Sezione di testo |

******

Copyright @ScuderiaFerrari

Gli aspetti non simulabili

Le differenze prestazionali tra le attuali e le future vetture non saranno le stesse ovunque. I circuiti ad alto carico come Barcellona sono quelli che penalizzeranno maggiormente le monoposto più scariche del 2026, che su altre piste invece si avvicineranno maggiormente ai tempi correnti. Ridurre del 15% il carico aerodinamico inoltre non basta a replicare le caratteristiche delle prossime Formula 1, che saranno molto più veloci in rettilineo anche senza tenere in considerazione l’utilizzo della doppia aerodinamica attiva all’anteriore e al posteriore. La larghezza complessiva passerà da 2 a 1.9 metri, migliorando la penetrazione aerodinamica, ma soprattutto si ridurrà la portata dell’effetto suolo, che sul dritto genera fin troppo carico aerodinamico e una resistenza eccessiva. “Oggi il carico aerodinamico arriva prevalentemente dal fondo. Più sei veloce, più acquisti carico, fino ad avere paradossalmente della deportanza inutile in rettilineo”, la spiegazione di Mario Isola a FormulaPassion.

Concept car model presentato dalla FIA per la stagione 2026 di F1
Copyright @FIA

A questo bisogna aggiungere la riduzione del peso minimo, che con le prossime monoposto scenderà di circa 30 kg. Le gomme più strette impiegate negli ultimi test Pirelli hanno consentito di risparmiare 4-5 kg, oltre a qualche chilogrammo rimosso dal resto della vettura. Si ignora comunque quanto Ferrari e McLaren siano riuscite ad alleggerire le proprie monoposto, considerate le difficoltà anche solo a raggiungere i 798 kg corrispondenti all’attuale peso minimo, lasciando per strada altri decimi nell’ipotetico confronto con le reali vetture del 2026.

Nel complesso quindi la situazione non appare drammatica. Al contrario, se opportunamente contestualizzati i tempi di Barcellona danno credibilità alla promessa di Tombazis dello scorso novembre: “Parlando di tempi sul giro, ci aspettiamo che siano molto vicini a quelli delle macchine di questa generazione”. Resta comunque ancora da valutare il rendimento delle power unit, che rappresenta la più grande incognita nell’equazione dei nuovi regolamenti.

******

Dati da esaminare |
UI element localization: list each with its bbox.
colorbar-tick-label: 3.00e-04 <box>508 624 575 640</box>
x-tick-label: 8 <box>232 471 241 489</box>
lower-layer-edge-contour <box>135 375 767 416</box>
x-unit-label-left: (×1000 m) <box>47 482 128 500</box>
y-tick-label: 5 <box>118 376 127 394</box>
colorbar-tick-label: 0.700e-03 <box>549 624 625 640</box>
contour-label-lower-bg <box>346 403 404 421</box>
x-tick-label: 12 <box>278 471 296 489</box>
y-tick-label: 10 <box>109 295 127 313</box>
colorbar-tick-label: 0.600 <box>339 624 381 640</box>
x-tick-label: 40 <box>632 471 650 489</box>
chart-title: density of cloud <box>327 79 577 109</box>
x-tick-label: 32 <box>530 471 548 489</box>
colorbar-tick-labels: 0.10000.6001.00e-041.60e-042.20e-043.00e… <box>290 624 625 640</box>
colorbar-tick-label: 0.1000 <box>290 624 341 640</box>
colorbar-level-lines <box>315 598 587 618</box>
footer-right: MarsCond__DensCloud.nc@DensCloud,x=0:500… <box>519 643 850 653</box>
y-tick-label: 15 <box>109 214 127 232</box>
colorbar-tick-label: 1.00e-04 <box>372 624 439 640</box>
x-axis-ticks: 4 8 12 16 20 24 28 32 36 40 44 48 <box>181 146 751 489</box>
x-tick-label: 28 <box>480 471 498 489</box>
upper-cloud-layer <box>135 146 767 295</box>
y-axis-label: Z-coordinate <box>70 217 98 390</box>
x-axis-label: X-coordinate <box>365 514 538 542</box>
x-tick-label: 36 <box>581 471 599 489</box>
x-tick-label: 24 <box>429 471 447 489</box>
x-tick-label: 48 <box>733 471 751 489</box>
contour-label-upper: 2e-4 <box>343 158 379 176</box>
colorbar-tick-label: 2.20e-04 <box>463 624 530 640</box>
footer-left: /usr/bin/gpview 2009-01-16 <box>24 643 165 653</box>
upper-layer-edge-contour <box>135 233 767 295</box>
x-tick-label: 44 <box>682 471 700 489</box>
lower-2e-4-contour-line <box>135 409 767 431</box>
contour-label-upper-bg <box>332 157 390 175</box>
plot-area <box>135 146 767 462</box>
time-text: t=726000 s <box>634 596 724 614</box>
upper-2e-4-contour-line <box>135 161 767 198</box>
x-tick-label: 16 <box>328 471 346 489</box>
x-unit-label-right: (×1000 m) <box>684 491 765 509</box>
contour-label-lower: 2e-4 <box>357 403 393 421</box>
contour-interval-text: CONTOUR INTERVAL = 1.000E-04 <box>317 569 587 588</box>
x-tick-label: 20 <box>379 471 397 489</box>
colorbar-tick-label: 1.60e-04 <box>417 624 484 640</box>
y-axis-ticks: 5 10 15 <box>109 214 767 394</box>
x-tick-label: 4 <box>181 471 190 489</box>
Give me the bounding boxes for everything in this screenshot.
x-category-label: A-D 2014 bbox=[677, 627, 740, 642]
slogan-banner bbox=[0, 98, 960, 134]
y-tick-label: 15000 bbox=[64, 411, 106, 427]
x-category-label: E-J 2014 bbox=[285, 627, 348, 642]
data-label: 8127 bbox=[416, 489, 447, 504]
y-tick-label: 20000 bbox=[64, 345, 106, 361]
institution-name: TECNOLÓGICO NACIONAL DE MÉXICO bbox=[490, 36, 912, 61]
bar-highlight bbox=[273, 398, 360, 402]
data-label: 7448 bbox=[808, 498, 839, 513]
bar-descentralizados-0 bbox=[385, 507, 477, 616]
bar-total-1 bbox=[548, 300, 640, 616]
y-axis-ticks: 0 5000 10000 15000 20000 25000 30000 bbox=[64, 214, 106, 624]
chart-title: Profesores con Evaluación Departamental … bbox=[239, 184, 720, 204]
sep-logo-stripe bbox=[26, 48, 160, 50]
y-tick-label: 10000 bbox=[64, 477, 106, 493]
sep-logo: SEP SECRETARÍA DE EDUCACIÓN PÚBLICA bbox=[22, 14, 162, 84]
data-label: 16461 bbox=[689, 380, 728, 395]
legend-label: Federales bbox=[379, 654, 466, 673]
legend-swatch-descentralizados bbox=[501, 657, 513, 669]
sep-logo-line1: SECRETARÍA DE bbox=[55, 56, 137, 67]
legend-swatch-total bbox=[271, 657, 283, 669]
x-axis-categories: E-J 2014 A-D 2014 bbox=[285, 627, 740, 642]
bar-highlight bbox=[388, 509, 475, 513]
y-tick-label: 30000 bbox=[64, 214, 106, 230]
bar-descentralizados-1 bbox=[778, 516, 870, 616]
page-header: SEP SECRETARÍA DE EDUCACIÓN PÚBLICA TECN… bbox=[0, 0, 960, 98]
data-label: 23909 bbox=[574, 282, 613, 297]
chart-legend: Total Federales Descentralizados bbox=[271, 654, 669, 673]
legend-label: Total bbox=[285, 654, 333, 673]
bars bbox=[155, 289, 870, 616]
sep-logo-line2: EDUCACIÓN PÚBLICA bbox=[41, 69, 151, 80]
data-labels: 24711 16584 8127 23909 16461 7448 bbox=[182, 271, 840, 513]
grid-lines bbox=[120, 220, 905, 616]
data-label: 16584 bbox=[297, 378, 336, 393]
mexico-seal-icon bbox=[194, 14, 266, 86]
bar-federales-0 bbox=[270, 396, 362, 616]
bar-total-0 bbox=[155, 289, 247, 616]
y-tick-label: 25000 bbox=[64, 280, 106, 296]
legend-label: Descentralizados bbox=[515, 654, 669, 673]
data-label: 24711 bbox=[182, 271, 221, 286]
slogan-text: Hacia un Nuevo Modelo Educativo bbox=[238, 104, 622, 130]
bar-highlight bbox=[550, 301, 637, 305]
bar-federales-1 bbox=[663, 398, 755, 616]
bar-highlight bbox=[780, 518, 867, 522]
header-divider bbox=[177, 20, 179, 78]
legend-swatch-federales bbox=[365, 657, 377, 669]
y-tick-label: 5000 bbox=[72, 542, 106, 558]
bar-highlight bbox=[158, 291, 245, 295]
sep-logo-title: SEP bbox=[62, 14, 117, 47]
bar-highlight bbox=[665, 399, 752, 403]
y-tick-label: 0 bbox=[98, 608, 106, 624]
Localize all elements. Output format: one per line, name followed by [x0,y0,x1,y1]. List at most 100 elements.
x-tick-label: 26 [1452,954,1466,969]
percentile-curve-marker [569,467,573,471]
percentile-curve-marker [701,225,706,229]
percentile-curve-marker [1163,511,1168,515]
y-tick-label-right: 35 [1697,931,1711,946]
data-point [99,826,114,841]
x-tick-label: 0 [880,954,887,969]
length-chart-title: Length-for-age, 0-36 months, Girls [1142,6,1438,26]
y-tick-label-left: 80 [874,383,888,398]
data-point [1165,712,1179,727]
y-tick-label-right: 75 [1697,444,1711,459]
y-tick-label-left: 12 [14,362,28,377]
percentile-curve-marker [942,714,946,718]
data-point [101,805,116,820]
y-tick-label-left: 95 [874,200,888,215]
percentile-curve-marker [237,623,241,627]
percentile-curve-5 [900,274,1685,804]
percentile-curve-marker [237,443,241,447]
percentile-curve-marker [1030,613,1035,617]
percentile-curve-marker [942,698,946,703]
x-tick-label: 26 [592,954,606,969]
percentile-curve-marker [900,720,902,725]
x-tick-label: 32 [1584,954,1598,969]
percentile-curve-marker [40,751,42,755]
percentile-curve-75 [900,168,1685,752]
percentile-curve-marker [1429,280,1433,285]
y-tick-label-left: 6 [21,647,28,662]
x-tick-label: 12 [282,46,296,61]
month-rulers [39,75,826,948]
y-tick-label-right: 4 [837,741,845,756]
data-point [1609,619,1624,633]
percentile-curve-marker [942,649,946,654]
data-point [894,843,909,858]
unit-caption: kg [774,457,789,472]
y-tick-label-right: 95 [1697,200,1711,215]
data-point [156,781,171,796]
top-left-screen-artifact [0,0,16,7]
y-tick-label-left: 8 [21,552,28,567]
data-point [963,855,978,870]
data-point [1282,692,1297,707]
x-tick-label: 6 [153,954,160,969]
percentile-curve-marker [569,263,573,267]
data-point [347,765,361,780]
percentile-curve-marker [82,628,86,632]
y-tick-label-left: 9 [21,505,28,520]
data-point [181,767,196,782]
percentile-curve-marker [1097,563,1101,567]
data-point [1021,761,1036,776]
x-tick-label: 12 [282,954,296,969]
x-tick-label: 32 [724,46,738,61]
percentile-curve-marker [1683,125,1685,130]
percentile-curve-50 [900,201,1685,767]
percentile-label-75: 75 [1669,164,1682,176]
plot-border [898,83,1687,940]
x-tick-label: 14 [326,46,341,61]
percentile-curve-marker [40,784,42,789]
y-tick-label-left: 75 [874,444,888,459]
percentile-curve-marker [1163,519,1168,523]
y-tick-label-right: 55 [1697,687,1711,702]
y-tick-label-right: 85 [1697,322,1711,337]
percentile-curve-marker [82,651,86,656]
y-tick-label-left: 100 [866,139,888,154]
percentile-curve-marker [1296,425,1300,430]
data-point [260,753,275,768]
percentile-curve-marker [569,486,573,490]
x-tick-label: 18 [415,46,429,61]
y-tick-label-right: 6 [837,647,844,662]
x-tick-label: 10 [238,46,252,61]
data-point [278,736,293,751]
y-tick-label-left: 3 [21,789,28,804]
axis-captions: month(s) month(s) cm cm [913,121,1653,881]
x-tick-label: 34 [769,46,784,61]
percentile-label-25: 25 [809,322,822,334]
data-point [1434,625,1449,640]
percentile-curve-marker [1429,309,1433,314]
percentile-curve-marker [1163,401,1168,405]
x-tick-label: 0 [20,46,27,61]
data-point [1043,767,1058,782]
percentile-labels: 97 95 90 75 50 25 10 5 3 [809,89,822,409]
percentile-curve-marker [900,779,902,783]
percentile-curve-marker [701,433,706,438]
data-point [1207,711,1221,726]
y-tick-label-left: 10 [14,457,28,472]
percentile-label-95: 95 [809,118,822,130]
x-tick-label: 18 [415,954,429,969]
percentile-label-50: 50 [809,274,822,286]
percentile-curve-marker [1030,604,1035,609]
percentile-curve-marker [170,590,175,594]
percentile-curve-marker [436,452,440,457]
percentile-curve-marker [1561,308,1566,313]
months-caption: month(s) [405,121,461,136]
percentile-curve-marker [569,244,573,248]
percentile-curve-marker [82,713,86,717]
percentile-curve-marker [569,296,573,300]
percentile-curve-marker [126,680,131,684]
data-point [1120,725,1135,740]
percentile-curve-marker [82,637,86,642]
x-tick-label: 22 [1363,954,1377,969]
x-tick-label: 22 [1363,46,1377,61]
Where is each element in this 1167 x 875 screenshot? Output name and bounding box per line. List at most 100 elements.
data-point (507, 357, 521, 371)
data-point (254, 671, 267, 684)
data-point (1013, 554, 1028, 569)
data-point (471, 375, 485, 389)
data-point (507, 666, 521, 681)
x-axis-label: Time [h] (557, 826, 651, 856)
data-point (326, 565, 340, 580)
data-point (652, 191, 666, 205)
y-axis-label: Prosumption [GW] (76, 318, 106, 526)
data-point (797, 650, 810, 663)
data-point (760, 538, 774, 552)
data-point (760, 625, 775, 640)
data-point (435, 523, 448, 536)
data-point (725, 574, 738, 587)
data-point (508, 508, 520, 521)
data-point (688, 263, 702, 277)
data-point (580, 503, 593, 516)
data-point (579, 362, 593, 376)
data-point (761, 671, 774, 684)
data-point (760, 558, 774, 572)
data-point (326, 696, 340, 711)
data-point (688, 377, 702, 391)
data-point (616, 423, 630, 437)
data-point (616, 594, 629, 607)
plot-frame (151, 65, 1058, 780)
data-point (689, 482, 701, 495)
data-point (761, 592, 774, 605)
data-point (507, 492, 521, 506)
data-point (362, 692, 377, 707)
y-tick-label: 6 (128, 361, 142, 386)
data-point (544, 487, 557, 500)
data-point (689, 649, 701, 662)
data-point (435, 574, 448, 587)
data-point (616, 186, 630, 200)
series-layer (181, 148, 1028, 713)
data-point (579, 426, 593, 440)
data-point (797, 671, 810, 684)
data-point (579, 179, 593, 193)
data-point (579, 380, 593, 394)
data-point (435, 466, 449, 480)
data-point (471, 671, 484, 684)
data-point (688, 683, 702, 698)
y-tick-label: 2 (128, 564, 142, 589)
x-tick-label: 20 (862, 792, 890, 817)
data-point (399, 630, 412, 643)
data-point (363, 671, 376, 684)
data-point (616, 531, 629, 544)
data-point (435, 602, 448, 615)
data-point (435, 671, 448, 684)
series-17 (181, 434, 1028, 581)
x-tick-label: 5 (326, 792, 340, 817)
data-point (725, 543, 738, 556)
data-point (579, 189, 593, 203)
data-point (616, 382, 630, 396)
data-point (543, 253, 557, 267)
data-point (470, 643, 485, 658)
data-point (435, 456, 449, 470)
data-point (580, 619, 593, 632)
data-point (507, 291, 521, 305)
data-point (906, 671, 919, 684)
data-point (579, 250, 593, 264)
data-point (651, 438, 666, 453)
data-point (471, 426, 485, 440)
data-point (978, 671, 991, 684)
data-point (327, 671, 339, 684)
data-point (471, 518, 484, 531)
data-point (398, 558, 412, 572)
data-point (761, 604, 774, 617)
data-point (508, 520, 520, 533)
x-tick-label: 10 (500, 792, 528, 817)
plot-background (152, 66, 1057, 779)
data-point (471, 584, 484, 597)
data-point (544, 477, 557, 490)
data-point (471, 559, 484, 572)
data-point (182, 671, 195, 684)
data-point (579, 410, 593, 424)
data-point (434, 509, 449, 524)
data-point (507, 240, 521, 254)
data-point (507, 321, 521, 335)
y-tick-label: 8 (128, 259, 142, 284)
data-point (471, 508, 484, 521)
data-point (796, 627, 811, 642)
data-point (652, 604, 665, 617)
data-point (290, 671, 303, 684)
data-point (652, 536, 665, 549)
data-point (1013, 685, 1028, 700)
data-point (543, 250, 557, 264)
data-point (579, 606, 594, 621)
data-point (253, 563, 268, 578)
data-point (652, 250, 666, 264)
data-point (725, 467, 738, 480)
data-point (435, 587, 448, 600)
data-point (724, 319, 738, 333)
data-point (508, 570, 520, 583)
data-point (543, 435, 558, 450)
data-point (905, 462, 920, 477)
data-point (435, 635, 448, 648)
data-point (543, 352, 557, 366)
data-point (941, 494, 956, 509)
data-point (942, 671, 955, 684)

******

Consegna esercizio | Trascrivi dal brano sulle monoposto 2026 il passo che va da "Concept car model" fino a "vetture del 2026." compreso. I record non hanno alcun legame con il brano sulle monoposto 2026.

Risultato esercizio |
Concept car model presentato dalla FIA per la stagione 2026 di F1
Copyright @FIA

A questo bisogna aggiungere la riduzione del peso minimo, che con le prossime monoposto scenderà di circa 30 kg. Le gomme più strette impiegate negli ultimi test Pirelli hanno consentito di risparmiare 4-5 kg, oltre a qualche chilogrammo rimosso dal resto della vettura. Si ignora comunque quanto Ferrari e McLaren siano riuscite ad alleggerire le proprie monoposto, considerate le difficoltà anche solo a raggiungere i 798 kg corrispondenti all’attuale peso minimo, lasciando per strada altri decimi nell’ipotetico confronto con le reali vetture del 2026.